INSTRUCTIONS FOR THE TASK -> Look through the listing below and report how many lines contain "this", as a bare number.

====

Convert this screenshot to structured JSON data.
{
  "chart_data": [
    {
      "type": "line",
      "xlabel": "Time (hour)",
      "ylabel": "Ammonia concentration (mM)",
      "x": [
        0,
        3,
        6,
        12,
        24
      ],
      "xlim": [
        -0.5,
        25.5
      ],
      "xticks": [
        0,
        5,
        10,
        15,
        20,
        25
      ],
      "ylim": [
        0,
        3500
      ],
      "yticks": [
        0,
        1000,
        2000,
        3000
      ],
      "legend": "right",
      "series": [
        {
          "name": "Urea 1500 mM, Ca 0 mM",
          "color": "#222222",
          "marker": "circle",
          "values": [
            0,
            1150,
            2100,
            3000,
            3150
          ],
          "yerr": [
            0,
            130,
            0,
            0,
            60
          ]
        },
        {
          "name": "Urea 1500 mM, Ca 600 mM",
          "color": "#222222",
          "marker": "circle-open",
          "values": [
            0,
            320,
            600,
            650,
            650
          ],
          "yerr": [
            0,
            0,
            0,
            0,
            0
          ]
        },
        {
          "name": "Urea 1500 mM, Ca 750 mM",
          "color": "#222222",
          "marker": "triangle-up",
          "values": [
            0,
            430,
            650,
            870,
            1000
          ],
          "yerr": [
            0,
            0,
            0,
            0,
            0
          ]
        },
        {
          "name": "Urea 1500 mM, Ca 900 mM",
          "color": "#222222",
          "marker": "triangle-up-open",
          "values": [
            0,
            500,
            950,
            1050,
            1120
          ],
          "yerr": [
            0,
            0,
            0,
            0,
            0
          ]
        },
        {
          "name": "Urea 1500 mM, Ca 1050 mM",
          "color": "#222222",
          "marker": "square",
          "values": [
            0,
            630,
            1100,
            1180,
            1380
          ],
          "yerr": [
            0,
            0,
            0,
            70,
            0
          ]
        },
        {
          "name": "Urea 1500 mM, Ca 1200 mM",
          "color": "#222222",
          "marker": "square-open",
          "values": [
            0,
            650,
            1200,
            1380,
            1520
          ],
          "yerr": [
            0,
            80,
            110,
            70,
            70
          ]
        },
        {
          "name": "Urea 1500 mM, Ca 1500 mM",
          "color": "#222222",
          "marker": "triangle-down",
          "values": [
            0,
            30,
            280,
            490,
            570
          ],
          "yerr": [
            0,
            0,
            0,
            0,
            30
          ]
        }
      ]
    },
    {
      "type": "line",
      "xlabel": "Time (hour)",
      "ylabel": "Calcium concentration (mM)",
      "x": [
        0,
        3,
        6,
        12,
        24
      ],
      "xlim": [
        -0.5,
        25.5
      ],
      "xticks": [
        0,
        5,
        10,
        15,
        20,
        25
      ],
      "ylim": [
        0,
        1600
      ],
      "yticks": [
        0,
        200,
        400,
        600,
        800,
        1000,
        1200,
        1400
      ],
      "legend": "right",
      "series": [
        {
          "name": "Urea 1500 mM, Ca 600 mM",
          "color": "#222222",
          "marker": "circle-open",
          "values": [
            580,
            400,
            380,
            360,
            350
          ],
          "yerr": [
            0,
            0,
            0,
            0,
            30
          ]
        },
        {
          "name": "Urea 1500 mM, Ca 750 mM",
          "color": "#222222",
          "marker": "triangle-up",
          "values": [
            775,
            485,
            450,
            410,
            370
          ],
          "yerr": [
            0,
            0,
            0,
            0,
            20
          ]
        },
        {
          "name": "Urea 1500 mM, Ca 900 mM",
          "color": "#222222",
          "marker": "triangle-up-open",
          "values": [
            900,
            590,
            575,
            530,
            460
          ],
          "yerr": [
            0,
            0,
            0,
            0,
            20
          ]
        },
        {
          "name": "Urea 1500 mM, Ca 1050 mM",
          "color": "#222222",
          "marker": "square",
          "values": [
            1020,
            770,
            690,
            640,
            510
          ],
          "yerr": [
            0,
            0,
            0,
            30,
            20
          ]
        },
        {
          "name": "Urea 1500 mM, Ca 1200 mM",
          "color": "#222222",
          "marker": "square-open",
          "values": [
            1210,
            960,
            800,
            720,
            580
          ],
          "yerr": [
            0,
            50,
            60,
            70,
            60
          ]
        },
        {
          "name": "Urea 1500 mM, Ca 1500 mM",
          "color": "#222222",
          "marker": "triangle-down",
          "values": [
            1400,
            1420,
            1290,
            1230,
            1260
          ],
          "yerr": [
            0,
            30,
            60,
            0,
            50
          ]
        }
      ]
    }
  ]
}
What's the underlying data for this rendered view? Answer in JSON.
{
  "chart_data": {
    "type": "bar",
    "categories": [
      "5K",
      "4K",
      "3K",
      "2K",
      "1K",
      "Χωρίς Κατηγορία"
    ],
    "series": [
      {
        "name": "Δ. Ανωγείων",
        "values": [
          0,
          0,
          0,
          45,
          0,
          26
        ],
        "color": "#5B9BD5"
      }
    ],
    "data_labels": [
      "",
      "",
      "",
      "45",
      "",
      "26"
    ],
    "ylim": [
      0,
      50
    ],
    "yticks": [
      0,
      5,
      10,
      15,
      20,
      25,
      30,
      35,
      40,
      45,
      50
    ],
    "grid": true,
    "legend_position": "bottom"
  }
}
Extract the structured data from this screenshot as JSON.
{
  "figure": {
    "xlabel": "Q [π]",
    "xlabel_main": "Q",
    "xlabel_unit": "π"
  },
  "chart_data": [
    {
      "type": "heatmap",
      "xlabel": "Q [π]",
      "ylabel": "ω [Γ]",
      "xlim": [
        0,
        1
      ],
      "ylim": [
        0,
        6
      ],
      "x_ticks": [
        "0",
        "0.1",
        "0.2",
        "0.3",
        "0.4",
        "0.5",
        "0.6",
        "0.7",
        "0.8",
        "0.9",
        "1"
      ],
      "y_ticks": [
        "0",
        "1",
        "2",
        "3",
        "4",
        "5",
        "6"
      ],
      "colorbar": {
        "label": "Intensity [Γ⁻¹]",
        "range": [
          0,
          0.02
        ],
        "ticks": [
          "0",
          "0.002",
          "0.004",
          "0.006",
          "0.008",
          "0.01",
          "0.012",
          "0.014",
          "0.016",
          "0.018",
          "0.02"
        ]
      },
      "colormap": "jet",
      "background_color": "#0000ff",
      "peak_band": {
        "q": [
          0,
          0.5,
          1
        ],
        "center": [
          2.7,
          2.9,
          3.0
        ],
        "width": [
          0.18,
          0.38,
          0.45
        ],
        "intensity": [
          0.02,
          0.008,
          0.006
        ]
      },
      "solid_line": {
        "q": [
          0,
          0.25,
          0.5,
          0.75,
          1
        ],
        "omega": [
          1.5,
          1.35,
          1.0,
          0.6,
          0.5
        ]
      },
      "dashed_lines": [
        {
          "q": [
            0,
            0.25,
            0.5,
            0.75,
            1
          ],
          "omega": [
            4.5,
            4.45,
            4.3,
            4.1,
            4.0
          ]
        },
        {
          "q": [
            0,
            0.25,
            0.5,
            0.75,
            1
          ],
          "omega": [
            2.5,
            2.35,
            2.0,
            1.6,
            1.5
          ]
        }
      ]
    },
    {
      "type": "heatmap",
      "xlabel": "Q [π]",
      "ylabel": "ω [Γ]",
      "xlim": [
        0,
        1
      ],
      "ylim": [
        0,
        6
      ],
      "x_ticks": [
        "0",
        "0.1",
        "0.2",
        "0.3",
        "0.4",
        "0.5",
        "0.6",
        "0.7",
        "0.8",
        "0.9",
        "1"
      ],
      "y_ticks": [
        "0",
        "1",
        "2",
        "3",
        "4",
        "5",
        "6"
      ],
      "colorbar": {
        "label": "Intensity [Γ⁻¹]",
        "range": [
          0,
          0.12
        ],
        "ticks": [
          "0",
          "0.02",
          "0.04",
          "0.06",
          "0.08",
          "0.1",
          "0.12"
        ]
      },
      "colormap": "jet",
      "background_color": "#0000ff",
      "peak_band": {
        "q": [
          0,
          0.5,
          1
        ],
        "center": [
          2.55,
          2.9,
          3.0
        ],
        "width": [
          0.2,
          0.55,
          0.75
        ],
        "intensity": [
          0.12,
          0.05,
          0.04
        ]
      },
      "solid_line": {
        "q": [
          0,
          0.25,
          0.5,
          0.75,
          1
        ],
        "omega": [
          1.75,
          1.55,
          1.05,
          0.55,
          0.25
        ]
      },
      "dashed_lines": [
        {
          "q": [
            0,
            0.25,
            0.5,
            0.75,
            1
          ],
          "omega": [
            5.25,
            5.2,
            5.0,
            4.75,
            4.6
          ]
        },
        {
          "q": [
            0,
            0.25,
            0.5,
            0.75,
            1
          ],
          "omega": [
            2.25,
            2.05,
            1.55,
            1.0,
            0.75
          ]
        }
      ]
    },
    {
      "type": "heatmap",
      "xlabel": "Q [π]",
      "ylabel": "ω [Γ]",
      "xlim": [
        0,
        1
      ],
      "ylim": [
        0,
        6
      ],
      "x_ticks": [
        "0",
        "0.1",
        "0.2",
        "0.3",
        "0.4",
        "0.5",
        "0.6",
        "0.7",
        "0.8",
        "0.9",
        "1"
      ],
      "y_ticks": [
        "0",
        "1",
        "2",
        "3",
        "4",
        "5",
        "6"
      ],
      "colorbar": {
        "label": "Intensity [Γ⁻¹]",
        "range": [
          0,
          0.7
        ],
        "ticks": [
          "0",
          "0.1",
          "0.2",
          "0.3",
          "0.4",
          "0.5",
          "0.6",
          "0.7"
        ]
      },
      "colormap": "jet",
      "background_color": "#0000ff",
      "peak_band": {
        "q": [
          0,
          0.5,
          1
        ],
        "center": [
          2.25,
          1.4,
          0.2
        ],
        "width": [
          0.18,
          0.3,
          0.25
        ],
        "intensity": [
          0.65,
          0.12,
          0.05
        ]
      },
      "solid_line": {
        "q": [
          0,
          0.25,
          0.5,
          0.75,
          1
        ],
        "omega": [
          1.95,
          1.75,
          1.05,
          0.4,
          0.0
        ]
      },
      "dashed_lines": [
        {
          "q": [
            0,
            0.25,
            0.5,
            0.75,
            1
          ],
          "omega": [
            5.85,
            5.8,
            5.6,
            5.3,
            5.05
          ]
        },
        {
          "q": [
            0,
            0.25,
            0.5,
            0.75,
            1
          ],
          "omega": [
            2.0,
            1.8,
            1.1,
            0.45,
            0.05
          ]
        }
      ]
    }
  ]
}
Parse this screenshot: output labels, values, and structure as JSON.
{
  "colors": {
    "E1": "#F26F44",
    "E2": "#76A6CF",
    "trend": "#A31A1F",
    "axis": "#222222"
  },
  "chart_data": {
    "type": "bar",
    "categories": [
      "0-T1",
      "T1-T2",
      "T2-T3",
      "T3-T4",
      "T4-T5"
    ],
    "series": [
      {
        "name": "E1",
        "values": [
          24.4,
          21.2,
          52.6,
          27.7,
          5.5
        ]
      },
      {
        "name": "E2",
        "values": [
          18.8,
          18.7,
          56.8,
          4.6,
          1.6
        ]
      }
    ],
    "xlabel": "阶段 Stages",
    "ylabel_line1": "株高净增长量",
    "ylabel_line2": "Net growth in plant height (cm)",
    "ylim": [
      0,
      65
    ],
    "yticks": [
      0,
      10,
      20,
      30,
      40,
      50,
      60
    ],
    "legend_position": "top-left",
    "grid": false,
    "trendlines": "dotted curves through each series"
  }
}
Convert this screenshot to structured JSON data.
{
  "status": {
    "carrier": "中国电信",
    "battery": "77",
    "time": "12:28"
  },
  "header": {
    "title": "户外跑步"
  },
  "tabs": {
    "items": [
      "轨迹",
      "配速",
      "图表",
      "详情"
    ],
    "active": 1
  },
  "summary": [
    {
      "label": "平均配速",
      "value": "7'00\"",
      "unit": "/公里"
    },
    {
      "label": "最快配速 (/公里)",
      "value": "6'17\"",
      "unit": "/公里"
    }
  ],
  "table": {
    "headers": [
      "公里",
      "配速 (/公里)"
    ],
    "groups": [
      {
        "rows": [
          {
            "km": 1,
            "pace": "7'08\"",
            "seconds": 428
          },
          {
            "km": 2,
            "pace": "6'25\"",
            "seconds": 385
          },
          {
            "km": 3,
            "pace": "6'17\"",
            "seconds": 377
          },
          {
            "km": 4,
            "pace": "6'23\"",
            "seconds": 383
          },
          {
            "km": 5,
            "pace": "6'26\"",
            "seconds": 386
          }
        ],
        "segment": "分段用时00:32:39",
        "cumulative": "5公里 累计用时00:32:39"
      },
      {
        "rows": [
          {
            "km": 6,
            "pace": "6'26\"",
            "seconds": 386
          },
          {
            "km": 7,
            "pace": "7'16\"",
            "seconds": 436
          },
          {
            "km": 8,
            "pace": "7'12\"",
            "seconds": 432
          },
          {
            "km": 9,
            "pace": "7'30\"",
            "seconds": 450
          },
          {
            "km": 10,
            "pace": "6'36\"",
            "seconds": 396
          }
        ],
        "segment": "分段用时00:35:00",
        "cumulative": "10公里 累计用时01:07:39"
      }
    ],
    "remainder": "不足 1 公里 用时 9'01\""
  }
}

====

ANSWER TO THE TASK -> 5